*Exercise description:* Copy every line with the string "Calibrated" in it.

───── Data for this exercise

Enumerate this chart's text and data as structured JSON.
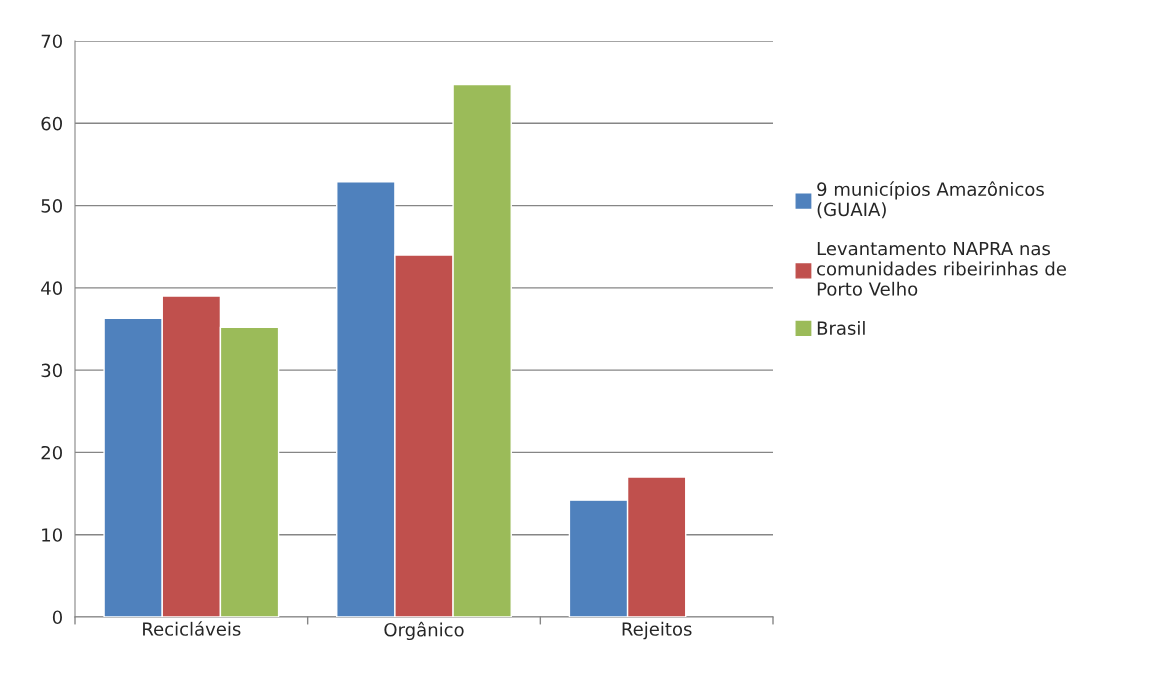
{
  "chart_data": {
    "type": "bar",
    "categories": [
      "Recicláveis",
      "Orgânico",
      "Rejeitos"
    ],
    "series": [
      {
        "name": "9 municípios Amazônicos (GUAIA)",
        "color": "#4f81bd",
        "values": [
          36.3,
          52.9,
          14.2
        ]
      },
      {
        "name": "Levantamento NAPRA nas comunidades ribeirinhas de Porto Velho",
        "color": "#c0504d",
        "values": [
          39.0,
          44.0,
          17.0
        ]
      },
      {
        "name": "Brasil",
        "color": "#9bbb59",
        "values": [
          35.2,
          64.7,
          null
        ]
      }
    ],
    "ylim": [
      0,
      70
    ],
    "yticks": [
      0,
      10,
      20,
      30,
      40,
      50,
      60,
      70
    ],
    "grid": "y",
    "legend": "right"
  }
}
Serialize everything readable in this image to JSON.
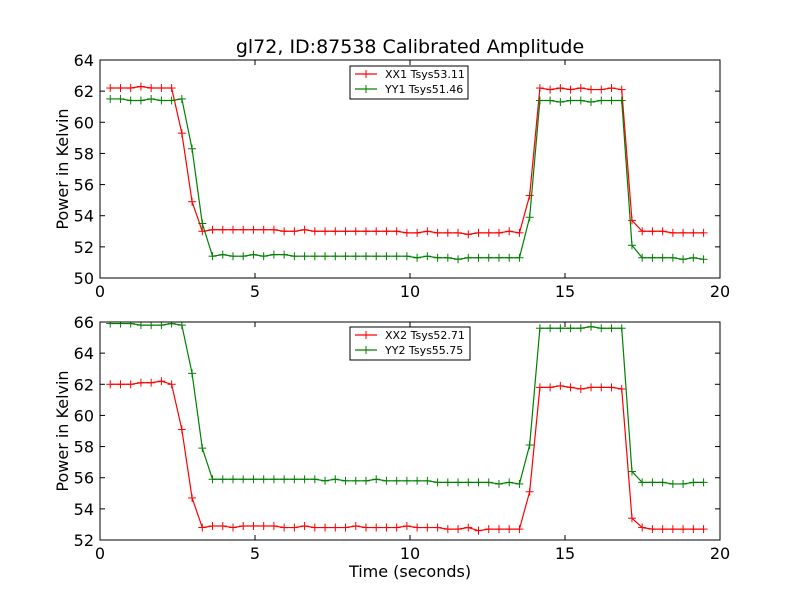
{
  "figure": {
    "title": "gl72, ID:87538 Calibrated Amplitude"
  },
  "chart_data": [
    {
      "type": "line",
      "title": "gl72, ID:87538 Calibrated Amplitude",
      "xlabel": "",
      "ylabel": "Power in Kelvin",
      "xlim": [
        0,
        20
      ],
      "ylim": [
        50,
        64
      ],
      "xticks": [
        "0",
        "5",
        "10",
        "15",
        "20"
      ],
      "yticks": [
        "50",
        "52",
        "54",
        "56",
        "58",
        "60",
        "62",
        "64"
      ],
      "grid": false,
      "legend_position": "top-center",
      "x": [
        0.33,
        0.66,
        0.99,
        1.32,
        1.65,
        1.98,
        2.31,
        2.64,
        2.97,
        3.3,
        3.63,
        3.96,
        4.29,
        4.62,
        4.95,
        5.28,
        5.61,
        5.94,
        6.27,
        6.6,
        6.93,
        7.26,
        7.59,
        7.92,
        8.25,
        8.58,
        8.91,
        9.24,
        9.57,
        9.9,
        10.23,
        10.56,
        10.89,
        11.22,
        11.55,
        11.88,
        12.21,
        12.54,
        12.87,
        13.2,
        13.53,
        13.86,
        14.19,
        14.52,
        14.85,
        15.18,
        15.51,
        15.84,
        16.17,
        16.5,
        16.83,
        17.16,
        17.49,
        17.82,
        18.15,
        18.48,
        18.81,
        19.14,
        19.47
      ],
      "series": [
        {
          "name": "XX1 Tsys53.11",
          "color": "#ff0000",
          "values": [
            62.2,
            62.2,
            62.2,
            62.3,
            62.2,
            62.2,
            62.2,
            59.3,
            54.9,
            53.0,
            53.1,
            53.1,
            53.1,
            53.1,
            53.1,
            53.1,
            53.1,
            53.0,
            53.0,
            53.1,
            53.0,
            53.0,
            53.0,
            53.0,
            53.0,
            53.0,
            53.0,
            53.0,
            53.0,
            52.9,
            52.9,
            53.0,
            52.9,
            52.9,
            52.9,
            52.8,
            52.9,
            52.9,
            52.9,
            53.0,
            52.9,
            55.3,
            62.2,
            62.1,
            62.2,
            62.1,
            62.2,
            62.1,
            62.1,
            62.2,
            62.1,
            53.7,
            53.0,
            53.0,
            53.0,
            52.9,
            52.9,
            52.9,
            52.9
          ]
        },
        {
          "name": "YY1 Tsys51.46",
          "color": "#008000",
          "values": [
            61.5,
            61.5,
            61.4,
            61.4,
            61.5,
            61.4,
            61.4,
            61.5,
            58.3,
            53.5,
            51.4,
            51.5,
            51.4,
            51.4,
            51.5,
            51.4,
            51.5,
            51.5,
            51.4,
            51.4,
            51.4,
            51.4,
            51.4,
            51.4,
            51.4,
            51.4,
            51.4,
            51.4,
            51.4,
            51.4,
            51.3,
            51.4,
            51.3,
            51.3,
            51.2,
            51.3,
            51.3,
            51.3,
            51.3,
            51.3,
            51.3,
            53.9,
            61.4,
            61.4,
            61.3,
            61.4,
            61.4,
            61.3,
            61.4,
            61.4,
            61.4,
            52.1,
            51.3,
            51.3,
            51.3,
            51.3,
            51.2,
            51.3,
            51.2
          ]
        }
      ]
    },
    {
      "type": "line",
      "title": "",
      "xlabel": "Time (seconds)",
      "ylabel": "Power in Kelvin",
      "xlim": [
        0,
        20
      ],
      "ylim": [
        52,
        66
      ],
      "xticks": [
        "0",
        "5",
        "10",
        "15",
        "20"
      ],
      "yticks": [
        "52",
        "54",
        "56",
        "58",
        "60",
        "62",
        "64",
        "66"
      ],
      "grid": false,
      "legend_position": "top-center",
      "x": [
        0.33,
        0.66,
        0.99,
        1.32,
        1.65,
        1.98,
        2.31,
        2.64,
        2.97,
        3.3,
        3.63,
        3.96,
        4.29,
        4.62,
        4.95,
        5.28,
        5.61,
        5.94,
        6.27,
        6.6,
        6.93,
        7.26,
        7.59,
        7.92,
        8.25,
        8.58,
        8.91,
        9.24,
        9.57,
        9.9,
        10.23,
        10.56,
        10.89,
        11.22,
        11.55,
        11.88,
        12.21,
        12.54,
        12.87,
        13.2,
        13.53,
        13.86,
        14.19,
        14.52,
        14.85,
        15.18,
        15.51,
        15.84,
        16.17,
        16.5,
        16.83,
        17.16,
        17.49,
        17.82,
        18.15,
        18.48,
        18.81,
        19.14,
        19.47
      ],
      "series": [
        {
          "name": "XX2 Tsys52.71",
          "color": "#ff0000",
          "values": [
            62.0,
            62.0,
            62.0,
            62.1,
            62.1,
            62.2,
            62.0,
            59.1,
            54.7,
            52.8,
            52.9,
            52.9,
            52.8,
            52.9,
            52.9,
            52.9,
            52.9,
            52.8,
            52.8,
            52.9,
            52.8,
            52.8,
            52.8,
            52.8,
            52.9,
            52.8,
            52.8,
            52.8,
            52.8,
            52.9,
            52.8,
            52.8,
            52.8,
            52.7,
            52.7,
            52.8,
            52.6,
            52.7,
            52.7,
            52.7,
            52.7,
            55.1,
            61.8,
            61.8,
            61.9,
            61.8,
            61.7,
            61.8,
            61.8,
            61.8,
            61.7,
            53.4,
            52.8,
            52.7,
            52.7,
            52.7,
            52.7,
            52.7,
            52.7
          ]
        },
        {
          "name": "YY2 Tsys55.75",
          "color": "#008000",
          "values": [
            65.9,
            65.9,
            65.9,
            65.8,
            65.8,
            65.8,
            65.9,
            65.8,
            62.7,
            57.9,
            55.9,
            55.9,
            55.9,
            55.9,
            55.9,
            55.9,
            55.9,
            55.9,
            55.9,
            55.9,
            55.9,
            55.8,
            55.9,
            55.8,
            55.8,
            55.8,
            55.9,
            55.8,
            55.8,
            55.8,
            55.8,
            55.8,
            55.7,
            55.7,
            55.7,
            55.7,
            55.7,
            55.7,
            55.6,
            55.7,
            55.6,
            58.1,
            65.6,
            65.6,
            65.6,
            65.6,
            65.6,
            65.7,
            65.6,
            65.6,
            65.6,
            56.4,
            55.7,
            55.7,
            55.7,
            55.6,
            55.6,
            55.7,
            55.7
          ]
        }
      ]
    }
  ]
}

──────────

*Output below:*
    "title": "gl72, ID:87538 Calibrated Amplitude"
      "title": "gl72, ID:87538 Calibrated Amplitude",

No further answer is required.